> **Entries shown**:
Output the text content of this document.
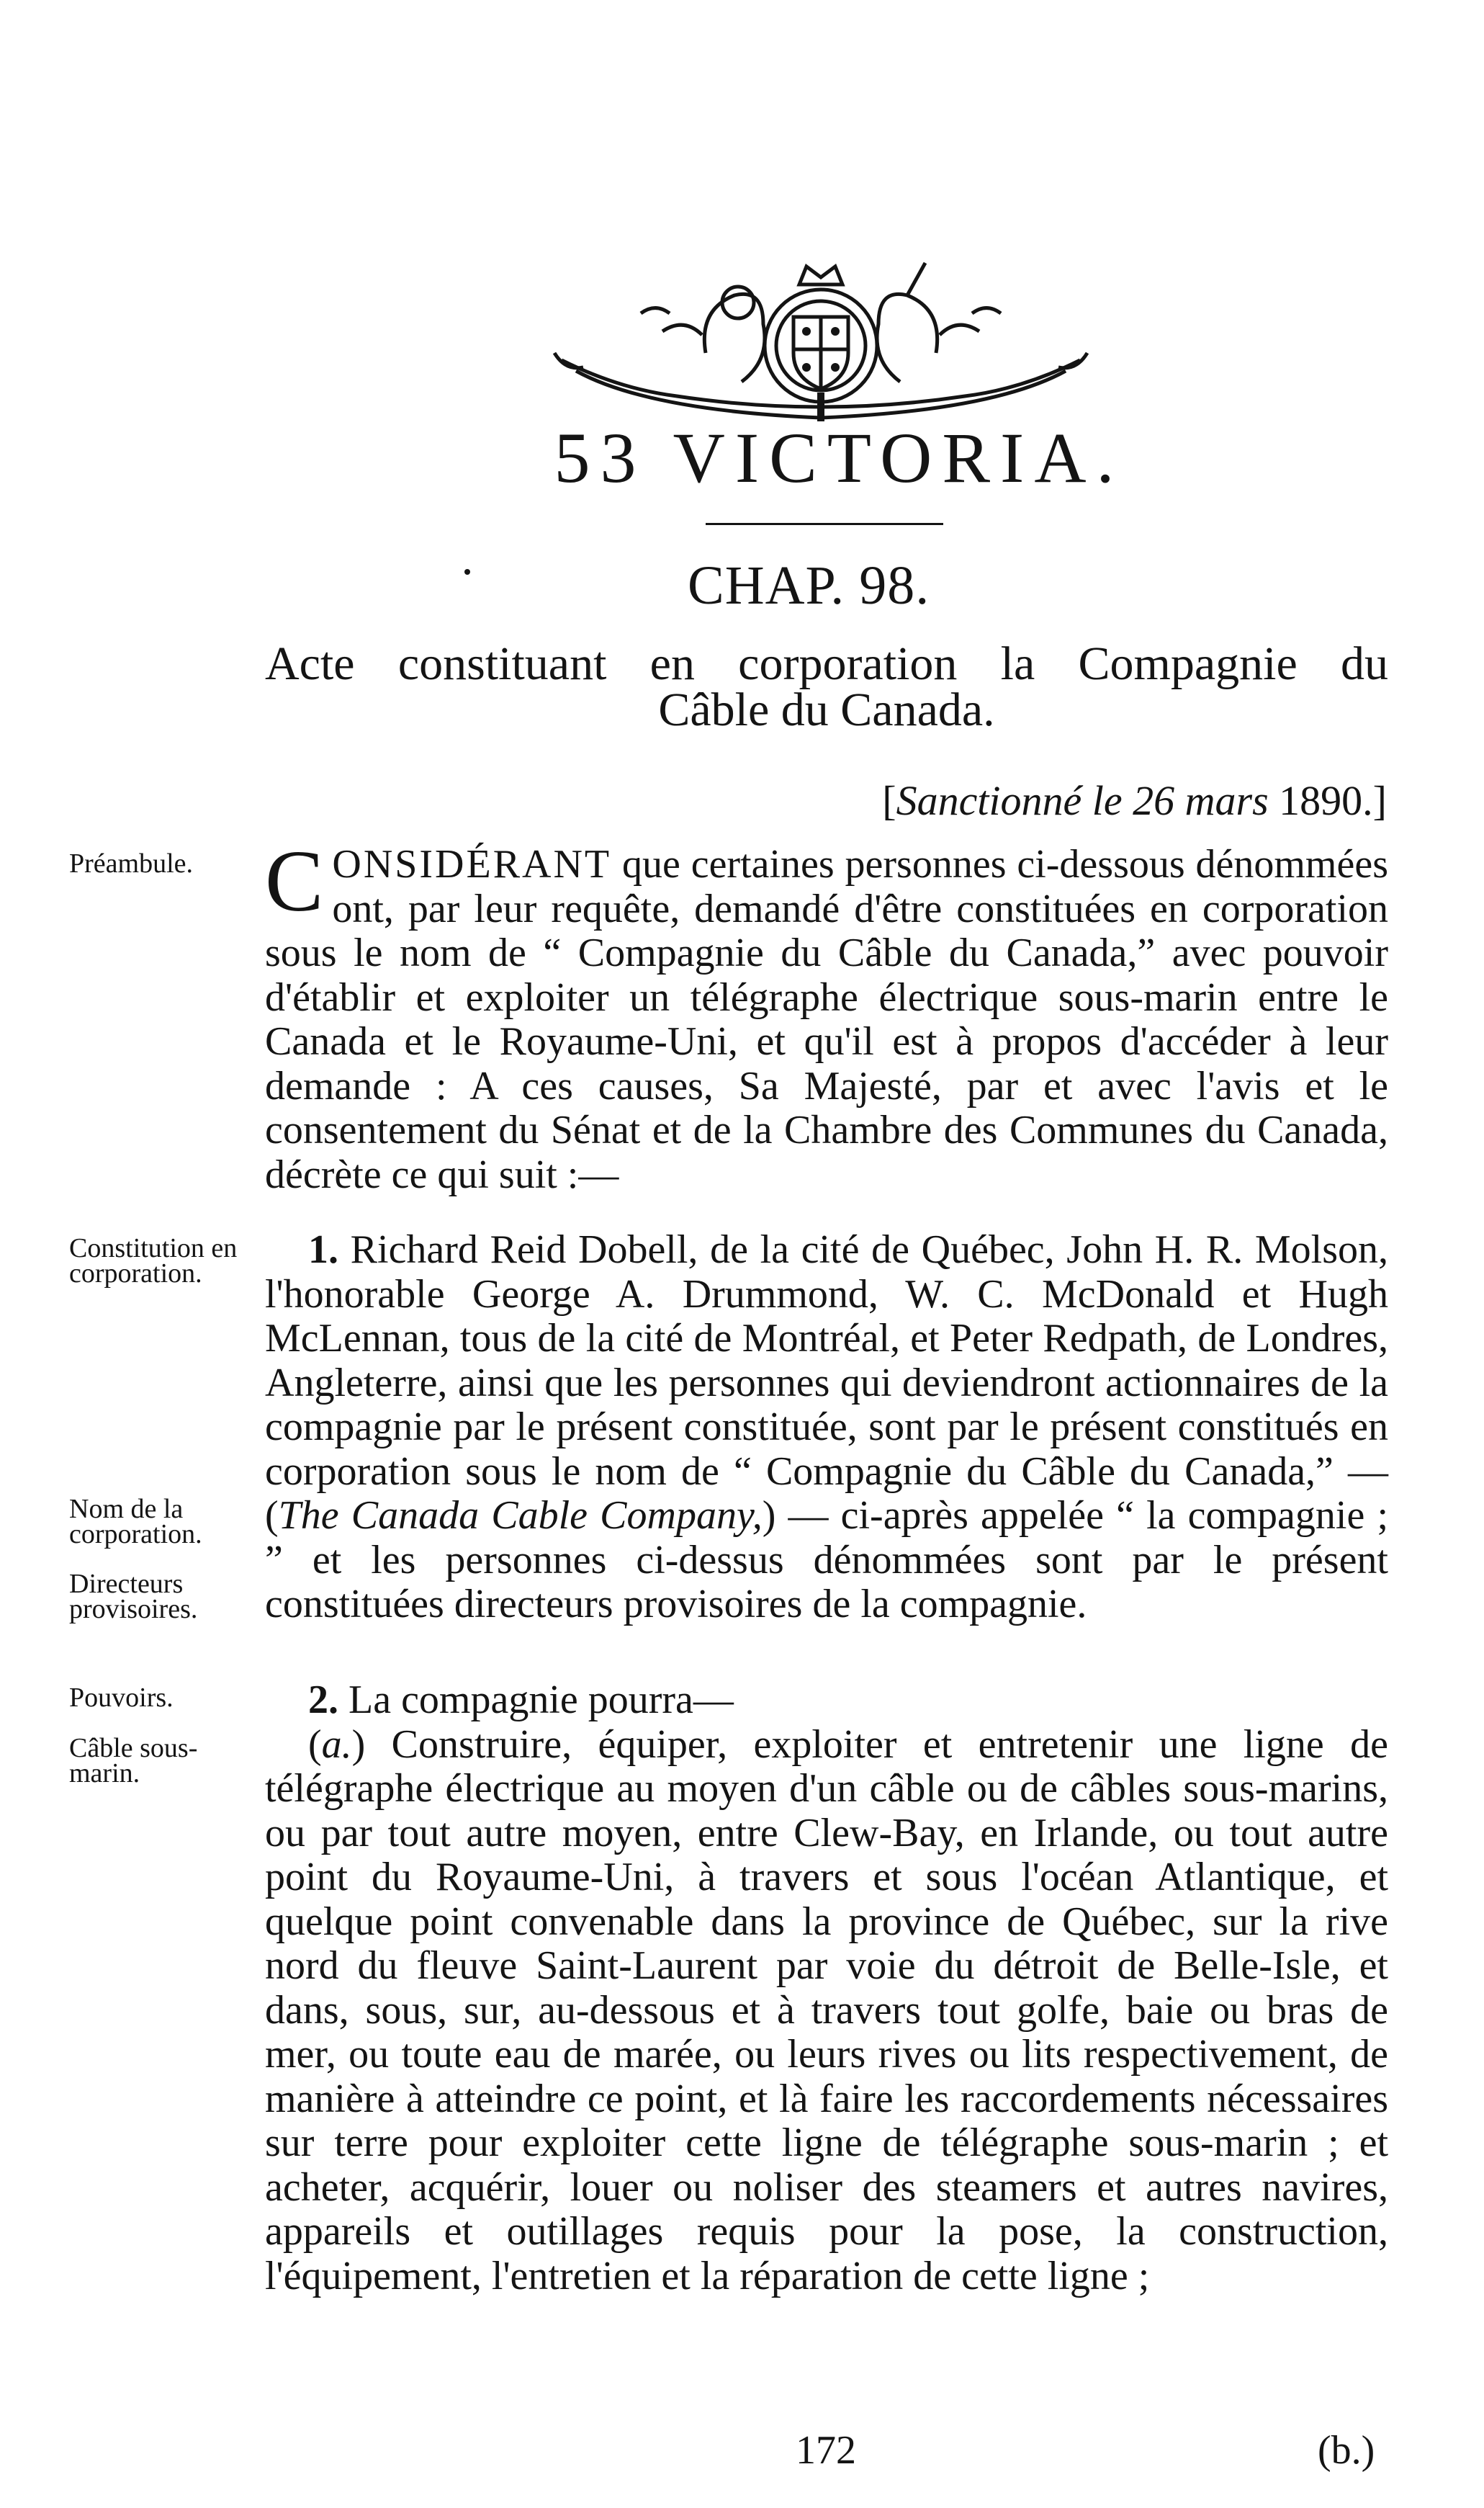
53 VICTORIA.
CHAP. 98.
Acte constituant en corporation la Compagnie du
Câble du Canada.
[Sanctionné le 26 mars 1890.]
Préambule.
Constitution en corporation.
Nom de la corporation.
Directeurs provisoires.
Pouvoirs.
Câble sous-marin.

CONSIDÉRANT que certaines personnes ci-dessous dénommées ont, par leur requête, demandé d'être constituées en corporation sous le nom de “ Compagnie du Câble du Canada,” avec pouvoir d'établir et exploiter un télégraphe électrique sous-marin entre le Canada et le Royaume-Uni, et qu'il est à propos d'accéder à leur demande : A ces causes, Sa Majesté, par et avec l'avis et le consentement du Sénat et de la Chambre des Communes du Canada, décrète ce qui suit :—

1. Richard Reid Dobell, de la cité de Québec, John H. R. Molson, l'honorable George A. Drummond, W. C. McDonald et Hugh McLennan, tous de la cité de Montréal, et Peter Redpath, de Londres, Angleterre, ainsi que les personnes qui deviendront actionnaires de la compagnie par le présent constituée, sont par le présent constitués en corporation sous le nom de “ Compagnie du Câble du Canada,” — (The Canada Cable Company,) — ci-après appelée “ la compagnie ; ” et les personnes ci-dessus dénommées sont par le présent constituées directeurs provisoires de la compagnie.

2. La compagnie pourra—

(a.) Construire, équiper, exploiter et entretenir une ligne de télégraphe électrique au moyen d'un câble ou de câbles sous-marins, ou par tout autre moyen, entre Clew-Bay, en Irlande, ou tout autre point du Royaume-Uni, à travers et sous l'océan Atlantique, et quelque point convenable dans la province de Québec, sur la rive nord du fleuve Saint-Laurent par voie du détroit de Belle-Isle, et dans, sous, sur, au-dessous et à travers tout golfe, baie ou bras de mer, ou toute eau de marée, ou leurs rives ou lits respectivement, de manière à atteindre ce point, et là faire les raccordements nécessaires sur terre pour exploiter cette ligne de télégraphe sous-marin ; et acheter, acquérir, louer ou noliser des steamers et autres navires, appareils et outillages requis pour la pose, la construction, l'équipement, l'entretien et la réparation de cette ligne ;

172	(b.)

> **Given task**: Reply with one number: the count of lines in the entries that include the word "provisoires".

> **Correct response**: 2